# [Dataset extract]
↓
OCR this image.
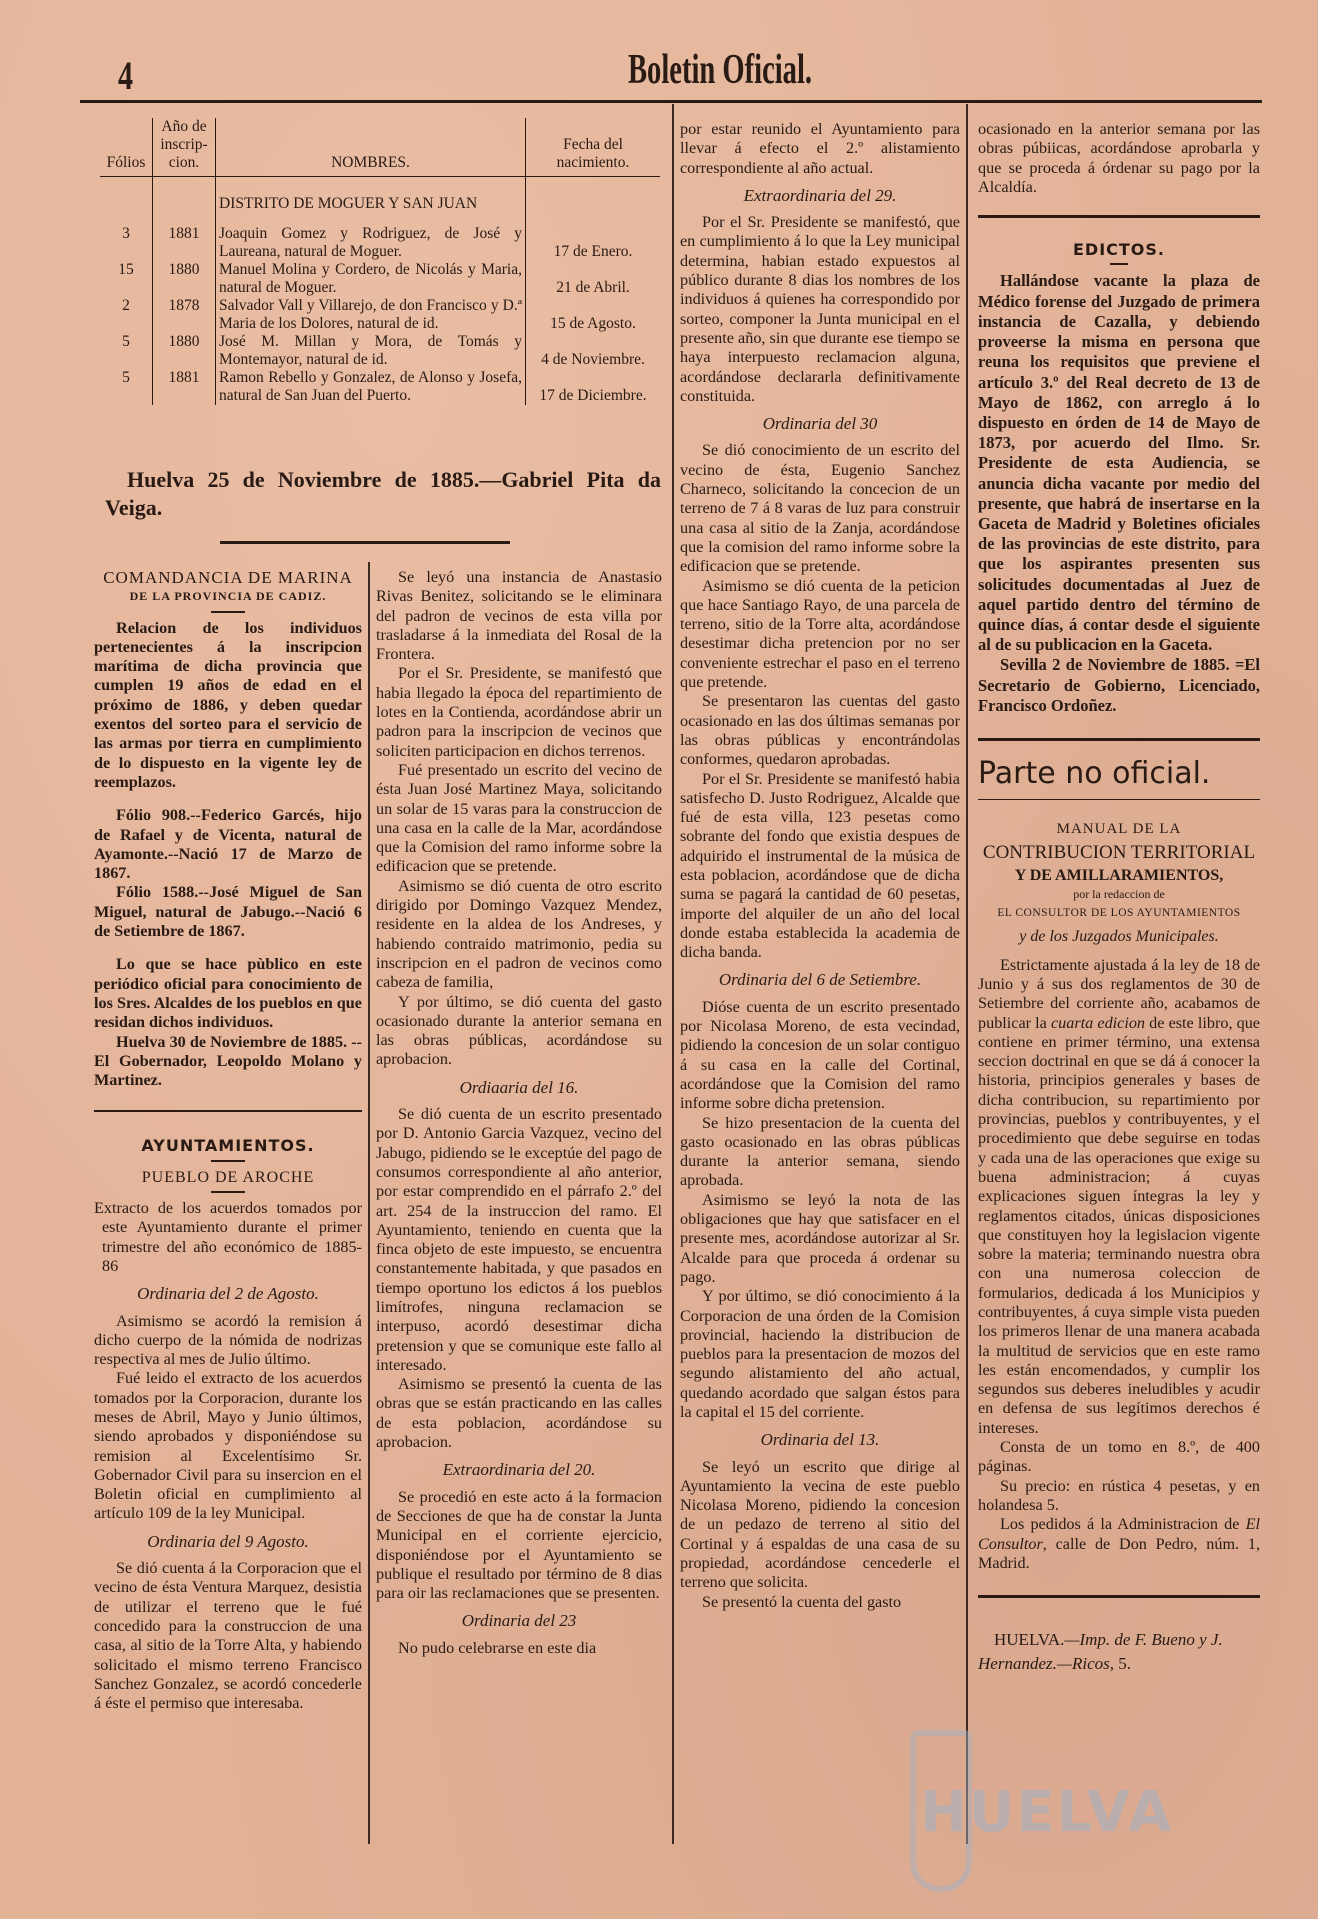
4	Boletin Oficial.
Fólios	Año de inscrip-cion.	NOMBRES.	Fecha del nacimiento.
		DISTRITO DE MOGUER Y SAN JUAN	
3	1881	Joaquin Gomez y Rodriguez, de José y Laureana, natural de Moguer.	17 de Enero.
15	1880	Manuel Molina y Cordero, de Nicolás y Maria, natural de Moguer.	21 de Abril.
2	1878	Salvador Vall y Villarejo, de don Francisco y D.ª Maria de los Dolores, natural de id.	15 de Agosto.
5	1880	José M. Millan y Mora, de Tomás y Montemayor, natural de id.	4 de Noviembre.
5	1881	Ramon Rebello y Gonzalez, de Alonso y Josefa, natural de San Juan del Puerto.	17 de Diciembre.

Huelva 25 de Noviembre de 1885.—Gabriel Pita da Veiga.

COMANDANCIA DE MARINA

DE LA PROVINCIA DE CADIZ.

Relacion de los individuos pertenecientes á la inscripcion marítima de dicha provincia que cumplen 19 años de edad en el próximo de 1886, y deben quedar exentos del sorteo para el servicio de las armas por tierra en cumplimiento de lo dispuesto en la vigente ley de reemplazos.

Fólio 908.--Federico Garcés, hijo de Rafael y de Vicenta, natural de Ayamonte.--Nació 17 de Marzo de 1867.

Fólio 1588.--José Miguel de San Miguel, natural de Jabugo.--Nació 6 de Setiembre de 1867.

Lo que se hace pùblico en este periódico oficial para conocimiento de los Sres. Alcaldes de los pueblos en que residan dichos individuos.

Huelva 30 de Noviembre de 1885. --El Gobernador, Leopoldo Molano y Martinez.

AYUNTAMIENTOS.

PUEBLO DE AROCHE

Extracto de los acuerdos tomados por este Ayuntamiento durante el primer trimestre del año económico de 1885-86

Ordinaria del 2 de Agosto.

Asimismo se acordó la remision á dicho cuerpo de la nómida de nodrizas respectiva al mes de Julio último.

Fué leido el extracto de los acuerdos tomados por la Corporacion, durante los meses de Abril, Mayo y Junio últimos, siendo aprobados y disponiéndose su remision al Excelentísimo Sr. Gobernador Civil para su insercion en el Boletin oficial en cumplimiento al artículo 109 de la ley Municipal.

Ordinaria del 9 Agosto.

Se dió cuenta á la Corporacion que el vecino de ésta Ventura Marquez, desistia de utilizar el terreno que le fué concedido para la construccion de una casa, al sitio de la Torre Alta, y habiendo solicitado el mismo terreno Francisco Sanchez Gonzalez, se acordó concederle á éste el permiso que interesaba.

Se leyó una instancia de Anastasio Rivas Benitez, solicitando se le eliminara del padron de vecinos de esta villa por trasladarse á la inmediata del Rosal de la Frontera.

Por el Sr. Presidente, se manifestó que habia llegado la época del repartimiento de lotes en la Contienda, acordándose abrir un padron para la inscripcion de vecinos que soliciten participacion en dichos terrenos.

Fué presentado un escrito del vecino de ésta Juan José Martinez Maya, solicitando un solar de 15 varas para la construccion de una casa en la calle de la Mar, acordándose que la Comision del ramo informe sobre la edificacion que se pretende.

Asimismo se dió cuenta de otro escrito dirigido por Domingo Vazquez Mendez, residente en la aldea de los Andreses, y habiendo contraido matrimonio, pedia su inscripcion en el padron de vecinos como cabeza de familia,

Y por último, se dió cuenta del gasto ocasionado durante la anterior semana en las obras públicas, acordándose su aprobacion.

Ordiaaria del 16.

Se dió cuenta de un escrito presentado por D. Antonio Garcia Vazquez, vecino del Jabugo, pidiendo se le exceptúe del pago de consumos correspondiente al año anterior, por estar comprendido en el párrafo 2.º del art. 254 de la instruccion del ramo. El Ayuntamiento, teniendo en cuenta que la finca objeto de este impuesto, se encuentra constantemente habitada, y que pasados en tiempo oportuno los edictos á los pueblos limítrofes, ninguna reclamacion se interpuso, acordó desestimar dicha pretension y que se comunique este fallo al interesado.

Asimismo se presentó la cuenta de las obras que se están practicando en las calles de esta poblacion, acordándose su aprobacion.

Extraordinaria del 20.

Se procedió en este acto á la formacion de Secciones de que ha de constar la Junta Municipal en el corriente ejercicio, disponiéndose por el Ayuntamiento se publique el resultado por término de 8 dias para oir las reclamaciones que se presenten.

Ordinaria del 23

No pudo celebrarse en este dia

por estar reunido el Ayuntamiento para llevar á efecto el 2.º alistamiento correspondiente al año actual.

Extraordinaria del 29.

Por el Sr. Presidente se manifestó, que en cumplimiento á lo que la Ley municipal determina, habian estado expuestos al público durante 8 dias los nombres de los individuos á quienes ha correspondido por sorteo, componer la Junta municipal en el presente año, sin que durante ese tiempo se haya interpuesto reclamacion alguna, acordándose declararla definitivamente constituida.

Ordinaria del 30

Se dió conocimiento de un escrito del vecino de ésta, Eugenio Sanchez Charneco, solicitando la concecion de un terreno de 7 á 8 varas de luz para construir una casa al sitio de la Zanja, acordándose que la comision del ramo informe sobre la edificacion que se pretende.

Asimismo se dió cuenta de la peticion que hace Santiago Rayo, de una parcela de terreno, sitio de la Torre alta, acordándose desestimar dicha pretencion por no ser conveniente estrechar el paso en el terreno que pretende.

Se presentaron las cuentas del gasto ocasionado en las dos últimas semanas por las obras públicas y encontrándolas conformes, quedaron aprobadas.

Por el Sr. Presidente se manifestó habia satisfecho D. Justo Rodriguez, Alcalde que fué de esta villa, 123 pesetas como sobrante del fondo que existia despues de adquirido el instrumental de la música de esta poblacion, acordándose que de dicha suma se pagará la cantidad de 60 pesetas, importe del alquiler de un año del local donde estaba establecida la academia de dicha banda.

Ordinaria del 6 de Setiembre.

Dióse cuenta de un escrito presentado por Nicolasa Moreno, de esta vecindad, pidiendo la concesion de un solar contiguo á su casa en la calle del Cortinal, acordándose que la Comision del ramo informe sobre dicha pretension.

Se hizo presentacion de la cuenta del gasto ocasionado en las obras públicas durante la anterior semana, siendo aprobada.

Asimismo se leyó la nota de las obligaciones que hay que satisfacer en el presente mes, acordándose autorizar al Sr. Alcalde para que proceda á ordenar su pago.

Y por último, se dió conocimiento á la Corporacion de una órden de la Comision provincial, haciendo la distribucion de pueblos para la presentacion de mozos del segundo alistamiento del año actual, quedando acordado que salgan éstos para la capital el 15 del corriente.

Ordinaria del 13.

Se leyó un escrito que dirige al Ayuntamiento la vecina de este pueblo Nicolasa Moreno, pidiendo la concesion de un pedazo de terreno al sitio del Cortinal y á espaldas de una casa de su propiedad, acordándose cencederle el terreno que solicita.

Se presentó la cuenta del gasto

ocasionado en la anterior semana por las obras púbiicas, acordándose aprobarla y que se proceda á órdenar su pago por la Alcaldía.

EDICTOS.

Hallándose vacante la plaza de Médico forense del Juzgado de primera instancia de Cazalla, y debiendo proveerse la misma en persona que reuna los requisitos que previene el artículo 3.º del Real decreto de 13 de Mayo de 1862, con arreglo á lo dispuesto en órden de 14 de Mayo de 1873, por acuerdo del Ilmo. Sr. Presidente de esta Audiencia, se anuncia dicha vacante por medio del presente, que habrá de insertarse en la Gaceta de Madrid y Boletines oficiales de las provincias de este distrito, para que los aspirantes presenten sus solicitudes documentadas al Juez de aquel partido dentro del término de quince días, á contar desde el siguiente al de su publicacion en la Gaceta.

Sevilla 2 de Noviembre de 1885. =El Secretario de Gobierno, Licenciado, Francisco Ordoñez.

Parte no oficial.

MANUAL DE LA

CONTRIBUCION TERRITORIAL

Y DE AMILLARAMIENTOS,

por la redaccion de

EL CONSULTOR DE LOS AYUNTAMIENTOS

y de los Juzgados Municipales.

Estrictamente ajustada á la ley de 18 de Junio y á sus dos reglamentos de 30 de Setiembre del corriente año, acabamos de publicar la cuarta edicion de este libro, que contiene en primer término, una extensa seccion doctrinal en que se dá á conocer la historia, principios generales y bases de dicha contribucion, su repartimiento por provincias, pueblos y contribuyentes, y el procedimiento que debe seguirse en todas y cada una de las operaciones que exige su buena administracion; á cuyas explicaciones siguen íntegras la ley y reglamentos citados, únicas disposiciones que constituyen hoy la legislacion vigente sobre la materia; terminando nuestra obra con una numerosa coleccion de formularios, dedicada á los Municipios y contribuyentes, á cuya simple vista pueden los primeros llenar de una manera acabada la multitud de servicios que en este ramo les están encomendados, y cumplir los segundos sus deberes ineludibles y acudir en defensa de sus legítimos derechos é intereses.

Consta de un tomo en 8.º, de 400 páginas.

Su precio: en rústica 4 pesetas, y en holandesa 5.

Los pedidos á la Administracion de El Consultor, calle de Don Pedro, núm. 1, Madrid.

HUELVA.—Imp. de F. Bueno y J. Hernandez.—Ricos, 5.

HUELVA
↑
↓
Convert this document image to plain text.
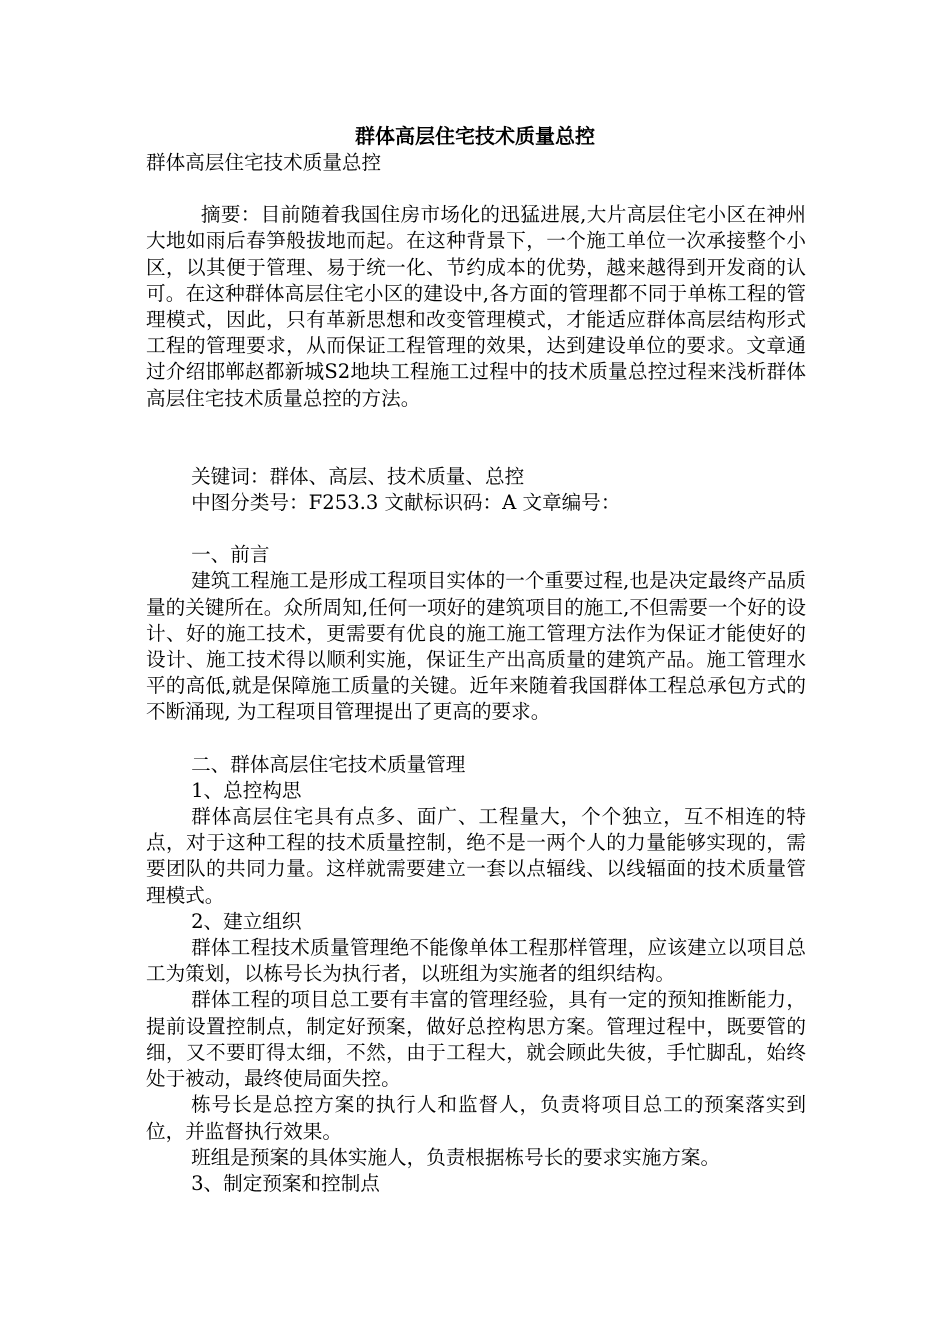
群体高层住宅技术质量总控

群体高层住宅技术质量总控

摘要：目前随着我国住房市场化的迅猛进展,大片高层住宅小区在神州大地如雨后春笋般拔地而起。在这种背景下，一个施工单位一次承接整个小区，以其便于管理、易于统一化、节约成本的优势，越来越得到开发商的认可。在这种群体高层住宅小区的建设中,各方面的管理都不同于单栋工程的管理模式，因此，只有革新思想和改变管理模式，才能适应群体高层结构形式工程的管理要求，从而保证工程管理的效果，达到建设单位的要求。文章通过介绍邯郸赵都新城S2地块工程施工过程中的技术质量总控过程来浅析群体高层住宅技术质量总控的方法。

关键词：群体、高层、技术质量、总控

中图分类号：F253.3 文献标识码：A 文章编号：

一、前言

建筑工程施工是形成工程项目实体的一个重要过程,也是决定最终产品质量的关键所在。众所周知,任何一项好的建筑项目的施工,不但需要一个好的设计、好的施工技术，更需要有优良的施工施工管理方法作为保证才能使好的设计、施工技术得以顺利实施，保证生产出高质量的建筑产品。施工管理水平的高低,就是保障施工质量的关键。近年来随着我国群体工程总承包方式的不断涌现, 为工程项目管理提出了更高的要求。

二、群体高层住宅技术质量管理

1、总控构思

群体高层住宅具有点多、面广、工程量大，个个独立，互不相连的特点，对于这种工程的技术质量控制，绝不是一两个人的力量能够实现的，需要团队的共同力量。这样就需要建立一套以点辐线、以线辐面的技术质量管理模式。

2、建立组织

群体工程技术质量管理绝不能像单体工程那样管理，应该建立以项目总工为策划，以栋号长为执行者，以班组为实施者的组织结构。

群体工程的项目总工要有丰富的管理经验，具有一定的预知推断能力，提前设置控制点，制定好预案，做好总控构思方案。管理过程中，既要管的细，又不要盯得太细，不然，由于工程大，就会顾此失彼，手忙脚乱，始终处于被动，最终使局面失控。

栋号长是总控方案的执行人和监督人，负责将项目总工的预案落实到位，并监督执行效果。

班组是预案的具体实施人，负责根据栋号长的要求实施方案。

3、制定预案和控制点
↑
# [Do this]
Scan the listing above and identify each line holding the string "natural"; copy every such line.

# [Reply]
3	1881	Joaquin Gomez y Rodriguez, de José y Laureana, natural de Moguer.	17 de Enero.
15	1880	Manuel Molina y Cordero, de Nicolás y Maria, natural de Moguer.	21 de Abril.
2	1878	Salvador Vall y Villarejo, de don Francisco y D.ª Maria de los Dolores, natural de id.	15 de Agosto.
5	1880	José M. Millan y Mora, de Tomás y Montemayor, natural de id.	4 de Noviembre.
5	1881	Ramon Rebello y Gonzalez, de Alonso y Josefa, natural de San Juan del Puerto.	17 de Diciembre.
Fólio 908.--Federico Garcés, hijo de Rafael y de Vicenta, natural de Ayamonte.--Nació 17 de Marzo de 1867.
Fólio 1588.--José Miguel de San Miguel, natural de Jabugo.--Nació 6 de Setiembre de 1867.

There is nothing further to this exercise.